### Input material
■ ■ ■
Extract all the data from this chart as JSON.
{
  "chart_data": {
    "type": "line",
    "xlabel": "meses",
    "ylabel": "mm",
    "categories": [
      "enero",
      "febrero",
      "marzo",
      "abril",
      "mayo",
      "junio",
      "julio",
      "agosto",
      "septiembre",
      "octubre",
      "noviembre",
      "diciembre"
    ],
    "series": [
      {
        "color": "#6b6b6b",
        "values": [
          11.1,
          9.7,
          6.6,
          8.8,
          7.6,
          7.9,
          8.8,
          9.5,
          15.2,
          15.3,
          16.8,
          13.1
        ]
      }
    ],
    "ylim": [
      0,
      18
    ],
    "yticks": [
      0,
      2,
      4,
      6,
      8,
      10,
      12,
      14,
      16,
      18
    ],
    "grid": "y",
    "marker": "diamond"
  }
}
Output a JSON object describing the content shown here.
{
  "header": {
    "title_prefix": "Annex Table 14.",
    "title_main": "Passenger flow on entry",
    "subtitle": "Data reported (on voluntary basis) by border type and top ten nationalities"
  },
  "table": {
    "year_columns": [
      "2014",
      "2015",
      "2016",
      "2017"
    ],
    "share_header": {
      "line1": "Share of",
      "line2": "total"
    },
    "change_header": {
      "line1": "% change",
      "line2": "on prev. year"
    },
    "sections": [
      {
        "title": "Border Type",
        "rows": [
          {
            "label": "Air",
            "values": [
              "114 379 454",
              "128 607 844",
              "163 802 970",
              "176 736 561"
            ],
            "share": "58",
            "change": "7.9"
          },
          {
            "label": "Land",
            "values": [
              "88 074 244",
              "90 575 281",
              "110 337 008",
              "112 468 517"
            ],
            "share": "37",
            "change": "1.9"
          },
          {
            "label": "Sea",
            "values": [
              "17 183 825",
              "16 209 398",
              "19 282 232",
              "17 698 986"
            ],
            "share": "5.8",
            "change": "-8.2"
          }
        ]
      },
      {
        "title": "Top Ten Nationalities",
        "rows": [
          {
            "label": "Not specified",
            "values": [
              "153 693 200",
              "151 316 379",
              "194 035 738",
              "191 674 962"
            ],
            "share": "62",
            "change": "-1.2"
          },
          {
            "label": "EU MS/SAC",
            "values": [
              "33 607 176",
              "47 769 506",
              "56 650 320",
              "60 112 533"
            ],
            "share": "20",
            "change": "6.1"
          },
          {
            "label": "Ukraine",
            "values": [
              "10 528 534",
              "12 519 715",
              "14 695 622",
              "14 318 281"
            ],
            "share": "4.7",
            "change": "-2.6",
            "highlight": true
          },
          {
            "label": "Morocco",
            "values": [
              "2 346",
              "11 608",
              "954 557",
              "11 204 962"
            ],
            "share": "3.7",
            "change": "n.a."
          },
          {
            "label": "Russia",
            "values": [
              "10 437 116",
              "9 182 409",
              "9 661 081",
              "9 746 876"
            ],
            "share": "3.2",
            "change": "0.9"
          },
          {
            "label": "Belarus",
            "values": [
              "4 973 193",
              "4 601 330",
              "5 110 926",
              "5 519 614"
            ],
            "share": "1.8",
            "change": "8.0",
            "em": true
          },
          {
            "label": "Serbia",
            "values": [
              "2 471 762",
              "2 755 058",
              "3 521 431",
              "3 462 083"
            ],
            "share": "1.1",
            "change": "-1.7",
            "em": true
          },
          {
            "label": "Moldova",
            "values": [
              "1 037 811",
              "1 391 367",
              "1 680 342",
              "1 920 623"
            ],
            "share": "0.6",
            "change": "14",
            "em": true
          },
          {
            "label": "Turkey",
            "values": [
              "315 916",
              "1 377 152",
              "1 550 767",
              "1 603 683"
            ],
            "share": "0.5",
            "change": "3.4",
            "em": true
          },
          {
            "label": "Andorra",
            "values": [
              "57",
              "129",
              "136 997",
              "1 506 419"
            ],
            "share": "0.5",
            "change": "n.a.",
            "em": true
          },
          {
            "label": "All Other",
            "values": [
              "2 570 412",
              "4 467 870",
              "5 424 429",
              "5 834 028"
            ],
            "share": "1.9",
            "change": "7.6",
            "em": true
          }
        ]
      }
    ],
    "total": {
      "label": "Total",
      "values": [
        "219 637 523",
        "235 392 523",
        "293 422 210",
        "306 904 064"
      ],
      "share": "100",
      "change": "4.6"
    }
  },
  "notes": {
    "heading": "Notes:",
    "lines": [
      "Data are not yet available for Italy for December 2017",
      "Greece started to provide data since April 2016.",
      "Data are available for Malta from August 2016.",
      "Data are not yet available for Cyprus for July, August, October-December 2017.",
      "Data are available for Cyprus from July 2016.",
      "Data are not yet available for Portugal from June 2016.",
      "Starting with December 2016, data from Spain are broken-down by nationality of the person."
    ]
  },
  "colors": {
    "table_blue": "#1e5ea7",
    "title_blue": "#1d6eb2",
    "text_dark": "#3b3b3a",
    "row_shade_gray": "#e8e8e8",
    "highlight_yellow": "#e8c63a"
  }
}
■ ■ ■
### Task objective
Go through the listing above line by line and say how many lines hold the word "from". Reply with that number only.

### Exercise result
5